## begin DATA FOR PROCESSING
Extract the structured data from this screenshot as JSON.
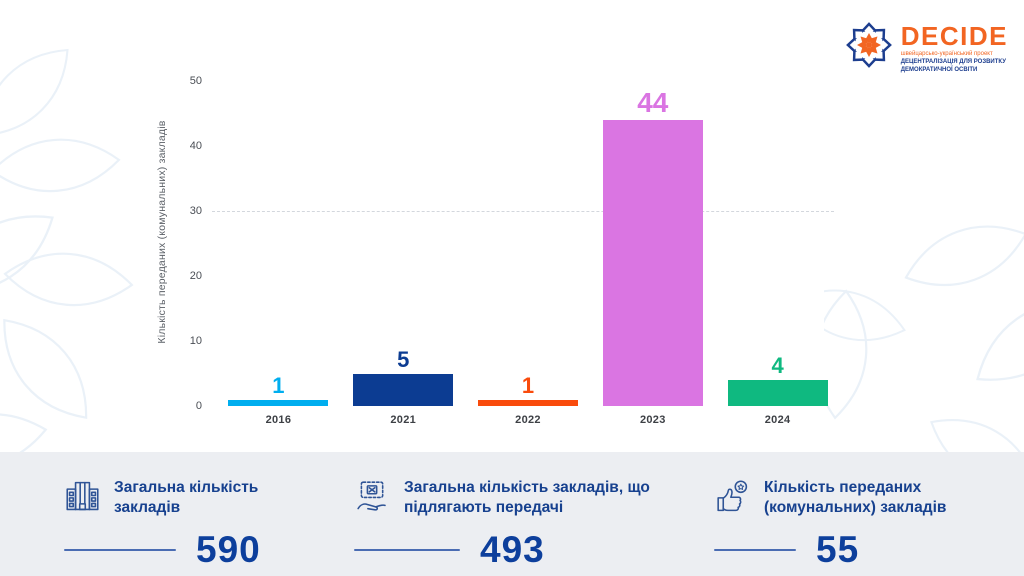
{
  "logo": {
    "name": "DECIDE",
    "tagline1": "швейцарсько-український проект",
    "tagline2": "ДЕЦЕНТРАЛІЗАЦІЯ ДЛЯ РОЗВИТКУ",
    "tagline3": "ДЕМОКРАТИЧНОЇ ОСВІТИ",
    "orange": "#F26522",
    "blue": "#1D3E8F"
  },
  "chart_data": {
    "type": "bar",
    "categories": [
      "2016",
      "2021",
      "2022",
      "2023",
      "2024"
    ],
    "values": [
      1,
      5,
      1,
      44,
      4
    ],
    "bar_colors": [
      "#00AEEF",
      "#0C3C92",
      "#F94B0C",
      "#DA75E2",
      "#0FB980"
    ],
    "title": "",
    "xlabel": "",
    "ylabel": "Кількість переданих (комунальних) закладів",
    "ylim": [
      0,
      50
    ],
    "yticks": [
      0,
      10,
      20,
      30,
      40,
      50
    ],
    "gridline_at": 30,
    "grid": "single dashed horizontal line at y=30 only",
    "legend": "none",
    "value_labels": "above each bar, colored same as bar"
  },
  "stats": [
    {
      "icon": "building-icon",
      "label": "Загальна кількість закладів",
      "value": "590"
    },
    {
      "icon": "handover-icon",
      "label": "Загальна кількість закладів, що підлягають передачі",
      "value": "493"
    },
    {
      "icon": "thumbs-up-icon",
      "label": "Кількість переданих (комунальних) закладів",
      "value": "55"
    }
  ],
  "colors": {
    "stats_strip_bg": "#ECEEF2",
    "stats_text": "#17418F",
    "stats_value": "#0D3F9C",
    "watermark_stroke": "#EAF1F8",
    "tick_text": "#4A4E55"
  }
}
## end DATA FOR PROCESSING
## PROMPT
Scan the records for the string "переданих". Copy each line in which it appears.

## REPLY
    "ylabel": "Кількість переданих (комунальних) закладів",
      "label": "Кількість переданих (комунальних) закладів",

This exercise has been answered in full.